* What is required *
Find every line in the records below that holds the word "seatbelt", and copy each one.

* Input rows *
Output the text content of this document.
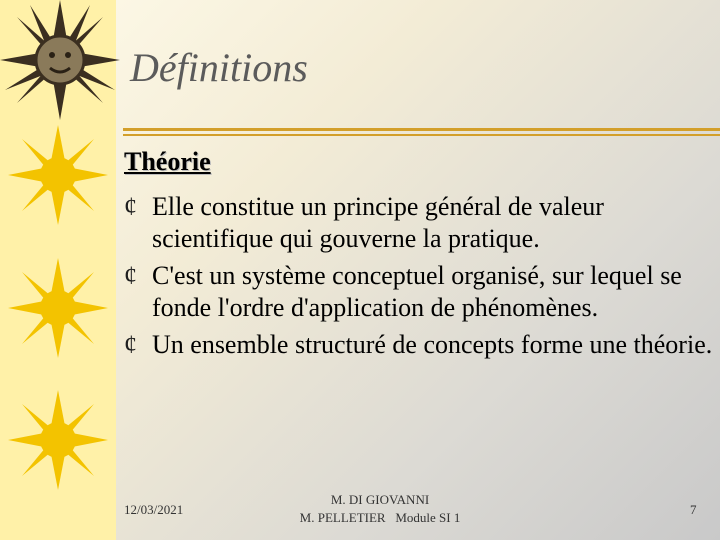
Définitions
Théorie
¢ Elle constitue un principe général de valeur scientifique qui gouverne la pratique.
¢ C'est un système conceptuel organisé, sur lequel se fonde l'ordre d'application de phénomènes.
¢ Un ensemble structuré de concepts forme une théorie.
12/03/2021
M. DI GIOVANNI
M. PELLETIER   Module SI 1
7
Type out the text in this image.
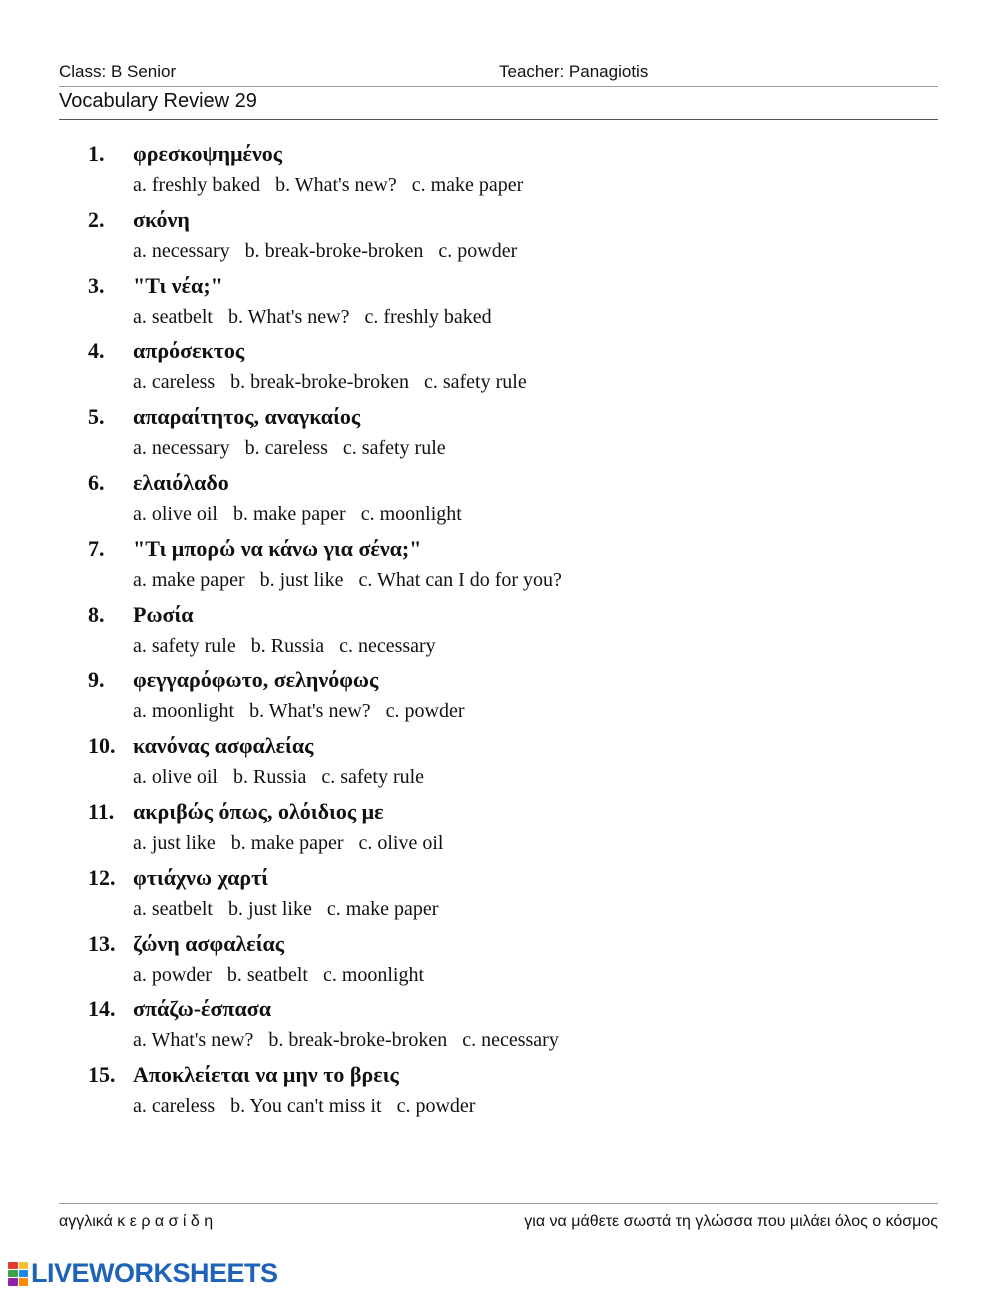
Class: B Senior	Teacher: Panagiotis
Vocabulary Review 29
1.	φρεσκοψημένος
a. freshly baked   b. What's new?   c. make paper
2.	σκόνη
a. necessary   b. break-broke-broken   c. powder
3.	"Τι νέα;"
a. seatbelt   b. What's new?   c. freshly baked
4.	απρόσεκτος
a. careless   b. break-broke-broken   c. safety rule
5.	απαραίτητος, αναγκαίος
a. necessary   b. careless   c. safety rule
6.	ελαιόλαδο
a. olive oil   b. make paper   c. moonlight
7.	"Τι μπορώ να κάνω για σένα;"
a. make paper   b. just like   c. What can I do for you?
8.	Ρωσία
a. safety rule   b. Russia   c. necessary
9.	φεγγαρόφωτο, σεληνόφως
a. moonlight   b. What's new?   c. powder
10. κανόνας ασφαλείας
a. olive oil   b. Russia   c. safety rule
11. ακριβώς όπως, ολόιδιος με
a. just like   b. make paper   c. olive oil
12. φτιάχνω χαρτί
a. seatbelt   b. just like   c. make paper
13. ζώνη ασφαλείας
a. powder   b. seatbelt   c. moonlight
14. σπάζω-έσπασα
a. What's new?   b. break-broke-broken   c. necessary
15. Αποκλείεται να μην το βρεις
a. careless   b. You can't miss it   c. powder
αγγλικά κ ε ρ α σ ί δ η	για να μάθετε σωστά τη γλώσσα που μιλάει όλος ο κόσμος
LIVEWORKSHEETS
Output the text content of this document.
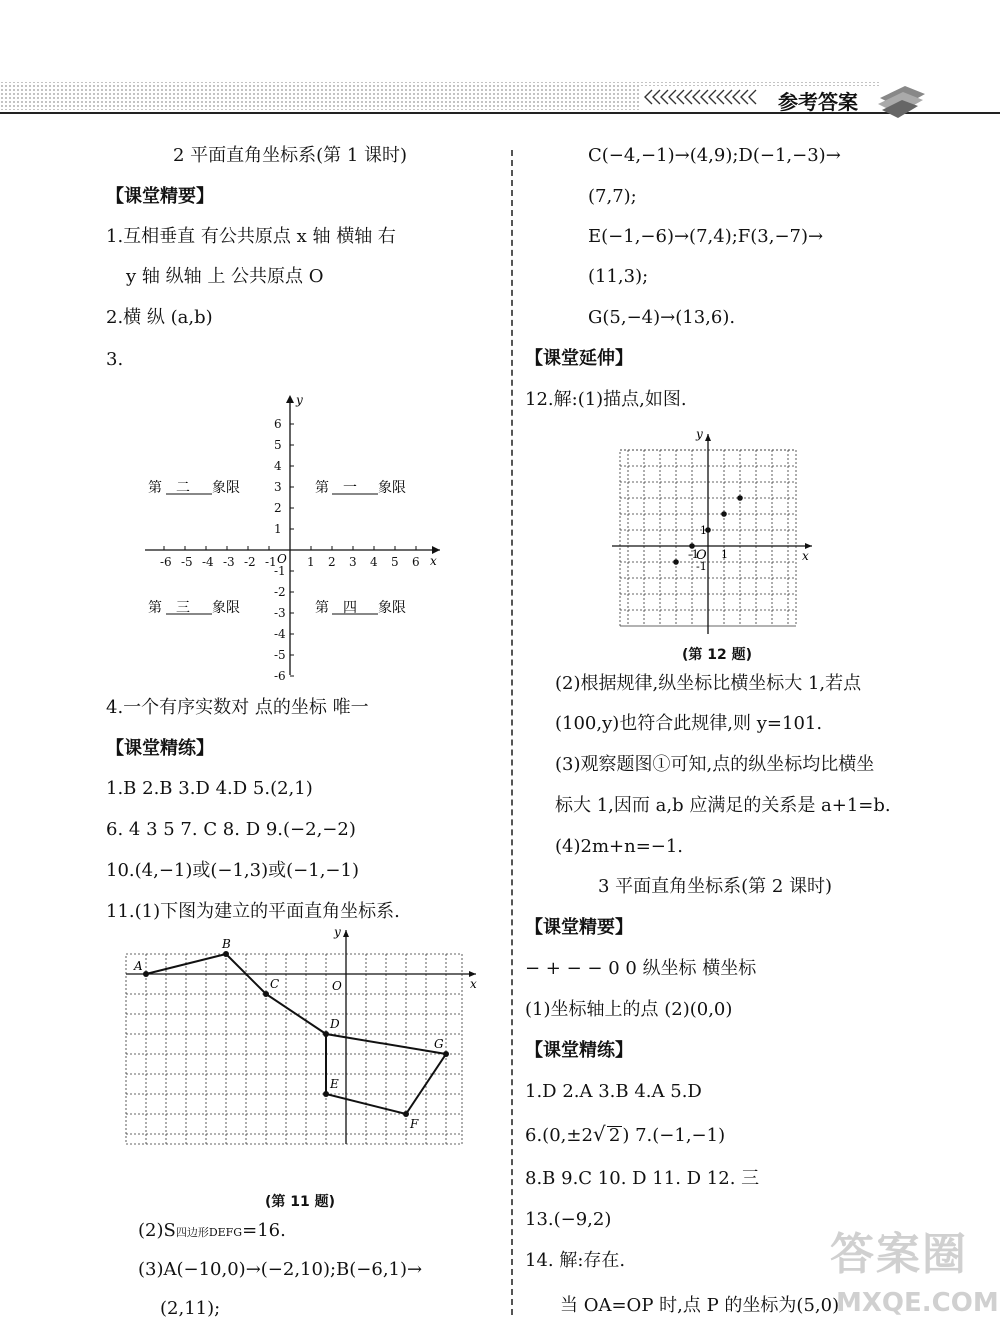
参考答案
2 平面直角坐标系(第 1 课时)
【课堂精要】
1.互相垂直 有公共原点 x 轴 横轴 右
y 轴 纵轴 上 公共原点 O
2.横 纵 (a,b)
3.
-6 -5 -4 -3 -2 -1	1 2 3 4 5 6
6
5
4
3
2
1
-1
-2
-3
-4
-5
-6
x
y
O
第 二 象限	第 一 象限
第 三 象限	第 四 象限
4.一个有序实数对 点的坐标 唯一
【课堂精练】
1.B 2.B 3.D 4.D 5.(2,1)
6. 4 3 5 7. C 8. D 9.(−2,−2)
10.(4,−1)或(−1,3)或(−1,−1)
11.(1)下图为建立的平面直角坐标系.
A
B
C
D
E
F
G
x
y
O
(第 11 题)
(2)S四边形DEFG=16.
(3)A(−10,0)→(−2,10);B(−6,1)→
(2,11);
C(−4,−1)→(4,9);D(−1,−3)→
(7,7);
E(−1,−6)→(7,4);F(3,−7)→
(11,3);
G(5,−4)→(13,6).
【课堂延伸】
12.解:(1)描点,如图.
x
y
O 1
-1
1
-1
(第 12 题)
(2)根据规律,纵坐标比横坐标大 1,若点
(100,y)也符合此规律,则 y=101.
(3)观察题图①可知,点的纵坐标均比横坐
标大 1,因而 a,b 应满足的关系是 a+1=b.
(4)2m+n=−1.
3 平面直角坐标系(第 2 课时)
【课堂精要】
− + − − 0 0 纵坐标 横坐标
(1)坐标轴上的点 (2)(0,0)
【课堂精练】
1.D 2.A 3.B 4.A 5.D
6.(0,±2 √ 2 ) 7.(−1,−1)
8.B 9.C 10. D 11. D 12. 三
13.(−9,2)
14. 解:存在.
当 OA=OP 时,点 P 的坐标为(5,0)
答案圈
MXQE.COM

==

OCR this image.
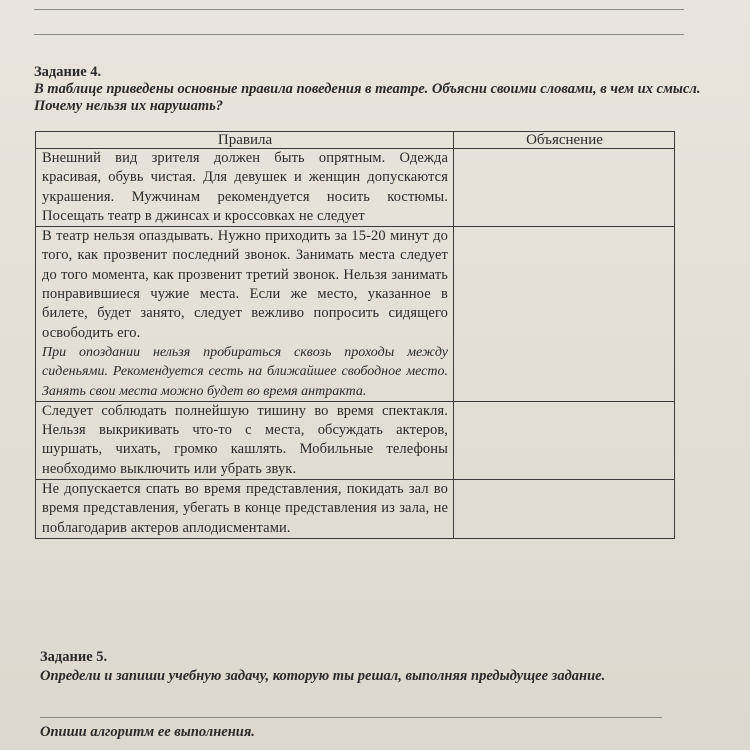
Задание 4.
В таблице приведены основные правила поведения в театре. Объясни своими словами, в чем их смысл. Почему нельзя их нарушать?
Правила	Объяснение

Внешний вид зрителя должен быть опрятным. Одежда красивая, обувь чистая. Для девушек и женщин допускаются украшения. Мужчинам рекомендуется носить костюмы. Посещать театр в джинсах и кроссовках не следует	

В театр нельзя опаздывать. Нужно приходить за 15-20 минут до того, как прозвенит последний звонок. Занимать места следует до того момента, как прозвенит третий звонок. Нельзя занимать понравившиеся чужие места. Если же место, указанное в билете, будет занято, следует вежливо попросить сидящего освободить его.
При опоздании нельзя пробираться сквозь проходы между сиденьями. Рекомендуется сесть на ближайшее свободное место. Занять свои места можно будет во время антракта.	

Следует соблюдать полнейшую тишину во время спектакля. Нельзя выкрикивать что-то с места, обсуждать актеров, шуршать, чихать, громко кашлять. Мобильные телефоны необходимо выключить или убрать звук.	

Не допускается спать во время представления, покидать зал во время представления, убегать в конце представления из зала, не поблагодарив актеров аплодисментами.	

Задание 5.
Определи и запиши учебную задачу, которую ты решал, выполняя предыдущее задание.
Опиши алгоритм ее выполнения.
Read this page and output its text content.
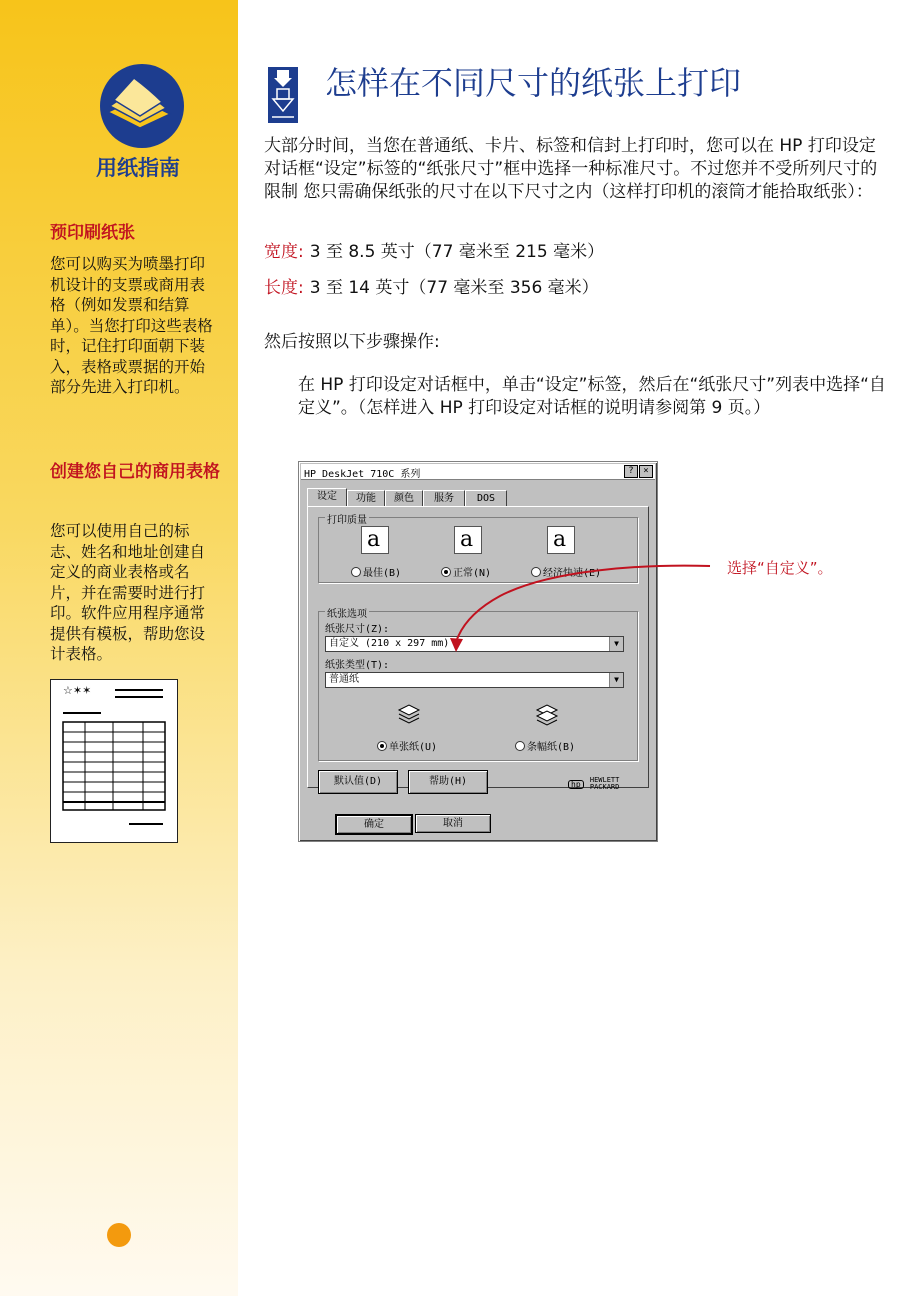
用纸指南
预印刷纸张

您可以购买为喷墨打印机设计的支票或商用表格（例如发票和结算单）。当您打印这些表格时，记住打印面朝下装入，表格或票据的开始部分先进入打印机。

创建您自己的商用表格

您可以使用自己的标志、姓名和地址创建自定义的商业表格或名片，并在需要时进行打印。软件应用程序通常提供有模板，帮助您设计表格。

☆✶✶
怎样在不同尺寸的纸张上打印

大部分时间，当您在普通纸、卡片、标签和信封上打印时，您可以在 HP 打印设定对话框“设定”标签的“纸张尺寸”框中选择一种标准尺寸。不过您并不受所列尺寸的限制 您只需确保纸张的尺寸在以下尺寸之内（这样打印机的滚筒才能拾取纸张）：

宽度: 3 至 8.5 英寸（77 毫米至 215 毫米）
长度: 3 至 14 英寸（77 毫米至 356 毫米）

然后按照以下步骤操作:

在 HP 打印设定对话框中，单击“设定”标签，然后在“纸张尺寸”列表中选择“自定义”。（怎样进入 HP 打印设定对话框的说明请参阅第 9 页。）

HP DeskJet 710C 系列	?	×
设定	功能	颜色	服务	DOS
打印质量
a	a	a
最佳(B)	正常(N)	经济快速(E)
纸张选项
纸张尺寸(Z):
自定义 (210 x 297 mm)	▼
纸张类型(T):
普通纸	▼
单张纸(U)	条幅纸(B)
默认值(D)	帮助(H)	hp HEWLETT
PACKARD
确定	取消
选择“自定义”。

* The solution *
a. seatbelt   b. What's new?   c. freshly baked
a. seatbelt   b. just like   c. make paper
a. powder   b. seatbelt   c. moonlight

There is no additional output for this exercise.